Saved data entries
★ ★ ★ ★ ★

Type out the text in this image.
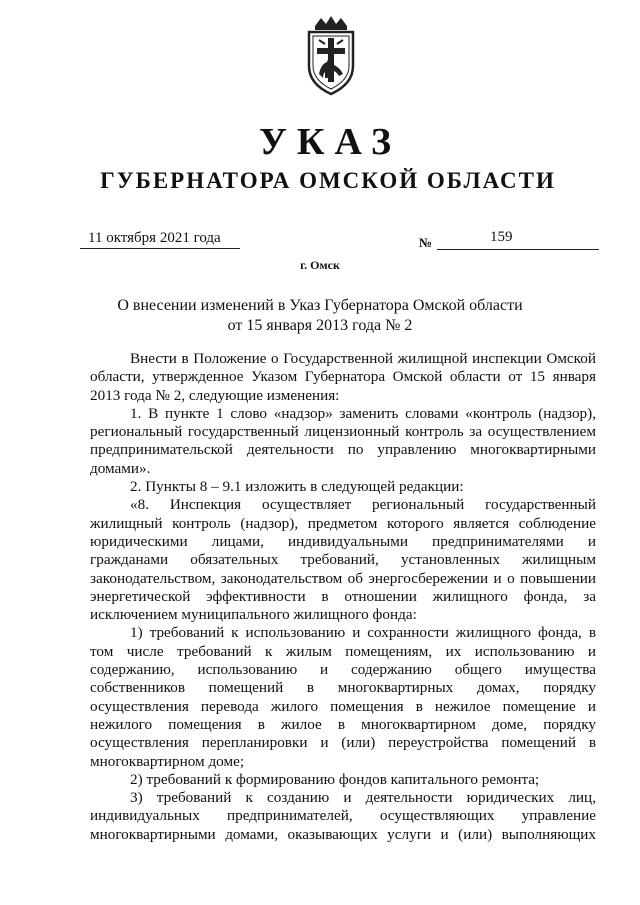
УКАЗ
ГУБЕРНАТОРА ОМСКОЙ ОБЛАСТИ
11 октября 2021 года	№	159
г. Омск
О внесении изменений в Указ Губернатора Омской области
от 15 января 2013 года № 2

Внести в Положение о Государственной жилищной инспекции Омской области, утвержденное Указом Губернатора Омской области от 15 января 2013 года № 2, следующие изменения:

1. В пункте 1 слово «надзор» заменить словами «контроль (надзор), региональный государственный лицензионный контроль за осуществлением предпринимательской деятельности по управлению многоквартирными домами».

2. Пункты 8 – 9.1 изложить в следующей редакции:

«8. Инспекция осуществляет региональный государственный жилищный контроль (надзор), предметом которого является соблюдение юридическими лицами, индивидуальными предпринимателями и гражданами обязательных требований, установленных жилищным законодательством, законодательством об энергосбережении и о повышении энергетической эффективности в отношении жилищного фонда, за исключением муниципального жилищного фонда:

1) требований к использованию и сохранности жилищного фонда, в том числе требований к жилым помещениям, их использованию и содержанию, использованию и содержанию общего имущества собственников помещений в многоквартирных домах, порядку осуществления перевода жилого помещения в нежилое помещение и нежилого помещения в жилое в многоквартирном доме, порядку осуществления перепланировки и (или) переустройства помещений в многоквартирном доме;

2) требований к формированию фондов капитального ремонта;

3) требований к созданию и деятельности юридических лиц, индивидуальных предпринимателей, осуществляющих управление многоквартирными домами, оказывающих услуги и (или) выполняющих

★ ★ ★ ★ ★

- Instructions for the task
Using the records above, pull out each line where the word "января" occurs.

- Finished answer
от 15 января 2013 года № 2
Внести в Положение о Государственной жилищной инспекции Омской области, утвержденное Указом Губернатора Омской области от 15 января 2013 года № 2, следующие изменения:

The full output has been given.